What the task asks |
Copy each line that contains the word "ΜΕΑΠ".

Records for processing |
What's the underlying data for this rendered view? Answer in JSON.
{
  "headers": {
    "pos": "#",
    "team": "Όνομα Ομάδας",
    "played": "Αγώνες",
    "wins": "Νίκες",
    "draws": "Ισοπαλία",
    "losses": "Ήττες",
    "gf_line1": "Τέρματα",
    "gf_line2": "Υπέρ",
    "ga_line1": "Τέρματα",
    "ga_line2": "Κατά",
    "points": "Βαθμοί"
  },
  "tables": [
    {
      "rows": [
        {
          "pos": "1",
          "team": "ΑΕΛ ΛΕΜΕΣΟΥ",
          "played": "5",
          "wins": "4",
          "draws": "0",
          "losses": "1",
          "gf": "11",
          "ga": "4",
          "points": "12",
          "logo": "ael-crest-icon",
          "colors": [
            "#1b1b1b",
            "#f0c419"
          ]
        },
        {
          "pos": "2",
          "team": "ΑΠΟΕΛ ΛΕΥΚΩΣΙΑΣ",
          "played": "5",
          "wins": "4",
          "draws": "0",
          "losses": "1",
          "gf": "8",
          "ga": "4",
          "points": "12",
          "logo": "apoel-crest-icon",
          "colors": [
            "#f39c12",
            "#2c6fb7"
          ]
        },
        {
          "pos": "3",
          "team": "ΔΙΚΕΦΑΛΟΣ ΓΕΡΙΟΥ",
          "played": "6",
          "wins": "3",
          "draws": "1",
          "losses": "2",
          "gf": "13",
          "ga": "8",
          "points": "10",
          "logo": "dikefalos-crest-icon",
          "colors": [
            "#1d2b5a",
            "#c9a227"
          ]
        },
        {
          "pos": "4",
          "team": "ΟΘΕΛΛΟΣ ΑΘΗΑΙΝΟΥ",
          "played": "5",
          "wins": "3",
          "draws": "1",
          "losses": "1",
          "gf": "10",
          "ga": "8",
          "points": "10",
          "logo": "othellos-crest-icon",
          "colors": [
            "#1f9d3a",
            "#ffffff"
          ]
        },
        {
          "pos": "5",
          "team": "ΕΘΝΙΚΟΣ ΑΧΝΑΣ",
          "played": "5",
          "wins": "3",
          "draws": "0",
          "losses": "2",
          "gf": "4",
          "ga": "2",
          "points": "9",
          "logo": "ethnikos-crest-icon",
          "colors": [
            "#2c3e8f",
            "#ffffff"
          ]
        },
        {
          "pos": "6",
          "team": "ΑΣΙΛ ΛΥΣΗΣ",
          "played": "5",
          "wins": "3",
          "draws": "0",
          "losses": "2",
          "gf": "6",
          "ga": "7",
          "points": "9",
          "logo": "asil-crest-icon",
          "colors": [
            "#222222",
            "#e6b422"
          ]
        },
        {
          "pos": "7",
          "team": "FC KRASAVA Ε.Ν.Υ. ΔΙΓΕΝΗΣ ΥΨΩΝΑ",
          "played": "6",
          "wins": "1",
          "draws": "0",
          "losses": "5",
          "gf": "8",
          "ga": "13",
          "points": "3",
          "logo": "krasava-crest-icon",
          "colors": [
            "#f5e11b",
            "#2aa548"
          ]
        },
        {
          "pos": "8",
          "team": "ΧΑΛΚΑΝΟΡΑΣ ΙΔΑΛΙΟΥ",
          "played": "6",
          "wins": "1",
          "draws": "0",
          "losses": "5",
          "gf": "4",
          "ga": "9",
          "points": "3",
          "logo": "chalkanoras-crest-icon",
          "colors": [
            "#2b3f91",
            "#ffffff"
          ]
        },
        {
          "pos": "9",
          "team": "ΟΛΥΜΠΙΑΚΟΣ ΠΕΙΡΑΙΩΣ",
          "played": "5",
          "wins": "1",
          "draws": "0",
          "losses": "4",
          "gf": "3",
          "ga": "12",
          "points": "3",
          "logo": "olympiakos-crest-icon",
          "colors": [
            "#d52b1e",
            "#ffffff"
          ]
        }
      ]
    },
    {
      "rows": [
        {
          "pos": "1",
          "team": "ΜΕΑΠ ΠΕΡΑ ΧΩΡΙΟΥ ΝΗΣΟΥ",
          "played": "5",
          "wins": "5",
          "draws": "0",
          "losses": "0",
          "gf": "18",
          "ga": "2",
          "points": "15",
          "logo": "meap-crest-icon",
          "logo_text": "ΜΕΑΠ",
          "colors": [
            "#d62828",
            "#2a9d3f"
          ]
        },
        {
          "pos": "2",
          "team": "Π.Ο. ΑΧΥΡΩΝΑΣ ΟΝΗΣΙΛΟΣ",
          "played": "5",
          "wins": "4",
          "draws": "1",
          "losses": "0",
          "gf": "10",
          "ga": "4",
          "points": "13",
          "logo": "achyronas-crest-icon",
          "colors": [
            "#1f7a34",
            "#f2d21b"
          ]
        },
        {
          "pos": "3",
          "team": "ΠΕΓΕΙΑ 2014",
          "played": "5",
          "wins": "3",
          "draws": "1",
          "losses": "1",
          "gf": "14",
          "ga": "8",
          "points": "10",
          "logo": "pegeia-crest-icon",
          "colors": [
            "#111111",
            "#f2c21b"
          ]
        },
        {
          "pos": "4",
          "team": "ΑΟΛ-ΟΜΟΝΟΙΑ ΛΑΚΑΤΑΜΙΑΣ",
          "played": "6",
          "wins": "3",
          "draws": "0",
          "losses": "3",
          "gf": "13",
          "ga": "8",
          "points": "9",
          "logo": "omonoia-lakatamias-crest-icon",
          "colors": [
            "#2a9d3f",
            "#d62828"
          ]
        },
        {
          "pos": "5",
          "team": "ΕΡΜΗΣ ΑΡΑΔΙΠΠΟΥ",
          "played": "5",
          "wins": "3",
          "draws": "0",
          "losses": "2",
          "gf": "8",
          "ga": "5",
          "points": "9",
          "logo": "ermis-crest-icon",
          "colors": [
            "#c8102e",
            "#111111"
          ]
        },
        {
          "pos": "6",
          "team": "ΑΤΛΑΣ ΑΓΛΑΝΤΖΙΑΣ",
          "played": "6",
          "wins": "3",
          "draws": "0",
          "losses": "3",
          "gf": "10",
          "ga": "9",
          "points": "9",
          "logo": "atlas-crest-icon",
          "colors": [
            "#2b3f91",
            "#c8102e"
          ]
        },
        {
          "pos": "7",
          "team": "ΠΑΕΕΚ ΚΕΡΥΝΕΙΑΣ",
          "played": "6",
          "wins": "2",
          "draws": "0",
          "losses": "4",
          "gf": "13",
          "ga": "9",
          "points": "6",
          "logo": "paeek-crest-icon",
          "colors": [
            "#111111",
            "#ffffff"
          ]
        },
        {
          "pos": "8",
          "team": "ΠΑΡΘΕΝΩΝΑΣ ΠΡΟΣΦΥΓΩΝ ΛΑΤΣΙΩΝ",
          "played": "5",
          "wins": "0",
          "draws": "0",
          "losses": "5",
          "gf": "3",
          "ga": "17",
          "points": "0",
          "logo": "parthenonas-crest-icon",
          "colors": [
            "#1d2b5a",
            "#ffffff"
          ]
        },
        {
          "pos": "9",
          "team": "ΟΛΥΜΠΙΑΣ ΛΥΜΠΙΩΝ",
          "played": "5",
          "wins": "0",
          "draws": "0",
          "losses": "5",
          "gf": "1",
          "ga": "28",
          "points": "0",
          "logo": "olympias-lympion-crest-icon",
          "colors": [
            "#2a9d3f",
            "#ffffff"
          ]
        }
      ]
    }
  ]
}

Written answer |
          "team": "ΜΕΑΠ ΠΕΡΑ ΧΩΡΙΟΥ ΝΗΣΟΥ",
          "logo_text": "ΜΕΑΠ",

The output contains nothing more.